[EXERCISE MATERIALS]
━━━━━━━━━━━━━━━━━━━━

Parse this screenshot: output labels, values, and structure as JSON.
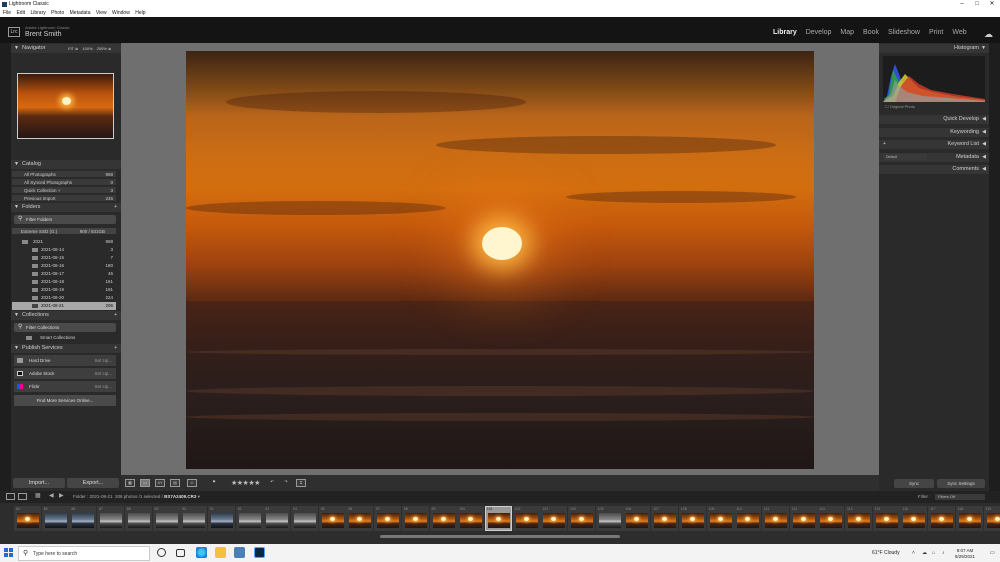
{
  "window": {
    "title": "Lightroom Classic",
    "minimize": "–",
    "maximize": "□",
    "close": "✕"
  },
  "menu": [
    "File",
    "Edit",
    "Library",
    "Photo",
    "Metadata",
    "View",
    "Window",
    "Help"
  ],
  "identity": {
    "app": "Adobe Lightroom Classic",
    "user": "Brent Smith",
    "logo": "Lrc"
  },
  "modules": [
    "Library",
    "Develop",
    "Map",
    "Book",
    "Slideshow",
    "Print",
    "Web"
  ],
  "active_module": "Library",
  "navigator": {
    "label": "Navigator",
    "zoom": [
      "FIT ≑",
      "100%",
      "200% ≑"
    ]
  },
  "catalog": {
    "label": "Catalog",
    "items": [
      {
        "name": "All Photographs",
        "count": "968"
      },
      {
        "name": "All Synced Photographs",
        "count": "0"
      },
      {
        "name": "Quick Collection +",
        "count": "3"
      },
      {
        "name": "Previous Import",
        "count": "245"
      }
    ]
  },
  "folders": {
    "label": "Folders",
    "filter": "Filter Folders",
    "drive": {
      "name": "Extreme SSD (G:)",
      "space": "900 / 931GB"
    },
    "year": {
      "name": "2021",
      "count": "968"
    },
    "items": [
      {
        "name": "2021-08-14",
        "count": "3"
      },
      {
        "name": "2021-08-15",
        "count": "7"
      },
      {
        "name": "2021-08-16",
        "count": "180"
      },
      {
        "name": "2021-08-17",
        "count": "46"
      },
      {
        "name": "2021-08-18",
        "count": "161"
      },
      {
        "name": "2021-08-19",
        "count": "191"
      },
      {
        "name": "2021-08-20",
        "count": "224"
      },
      {
        "name": "2021-08-21",
        "count": "206"
      }
    ]
  },
  "collections": {
    "label": "Collections",
    "filter": "Filter Collections",
    "items": [
      "Smart Collections"
    ]
  },
  "publish": {
    "label": "Publish Services",
    "items": [
      {
        "name": "Hard Drive",
        "setup": "Set Up..."
      },
      {
        "name": "Adobe Stock",
        "setup": "Set Up..."
      },
      {
        "name": "Flickr",
        "setup": "Set Up..."
      }
    ],
    "more": "Find More Services Online..."
  },
  "buttons": {
    "import": "Import...",
    "export": "Export...",
    "sync": "Sync",
    "sync_settings": "Sync Settings"
  },
  "right": {
    "histogram": "Histogram",
    "exif": [
      "ISO 100",
      "84 mm",
      "f / 11.0",
      "1/2000 sec"
    ],
    "original": "Original Photo",
    "panels": [
      "Quick Develop",
      "Keywording",
      "Keyword List",
      "Metadata",
      "Comments"
    ],
    "saved_preset": "Custom",
    "metadata_preset": "Default"
  },
  "toolbar": {
    "stars": "★★★★★"
  },
  "filmstrip": {
    "source": "Folder : 2021-08-21",
    "count": "206 photos /1 selected /",
    "file": "BS7A2409.CR3",
    "filter_label": "Filter :",
    "filter_value": "Filters Off",
    "numbers": [
      "84",
      "85",
      "86",
      "87",
      "88",
      "89",
      "90",
      "91",
      "92",
      "93",
      "94",
      "95",
      "96",
      "97",
      "98",
      "99",
      "100",
      "101",
      "102",
      "103",
      "104",
      "105",
      "106",
      "107",
      "108",
      "109",
      "110",
      "111",
      "112",
      "113",
      "114",
      "115",
      "116",
      "117",
      "118",
      "119"
    ],
    "kinds": [
      "ot",
      "bl",
      "bl",
      "gr",
      "gr",
      "gr",
      "gr",
      "bl",
      "gr",
      "gr",
      "gr",
      "ot",
      "ot",
      "ot",
      "ot",
      "ot",
      "ot",
      "ot",
      "ot",
      "ot",
      "ot",
      "gr",
      "ot",
      "ot",
      "ot",
      "ot",
      "ot",
      "ot",
      "ot",
      "ot",
      "ot",
      "ot",
      "ot",
      "ot",
      "ot",
      "ot"
    ],
    "selected_index": 17
  },
  "taskbar": {
    "search": "Type here to search",
    "weather": "61°F  Cloudy",
    "time": "9:07 AM",
    "date": "8/29/2021"
  },
  "colors": {
    "accent": "#f0f0f0",
    "panel": "#2a2a2a",
    "center": "#6f6f6f"
  }
}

━━━━━━━━━━━━━━━━━━━━

[EXERCISE DIRECTIONS] Which lines in the listing above hold the word "Classic"? Show each of them.

[ANSWER FOR THE TASK]
    "title": "Lightroom Classic",
    "app": "Adobe Lightroom Classic",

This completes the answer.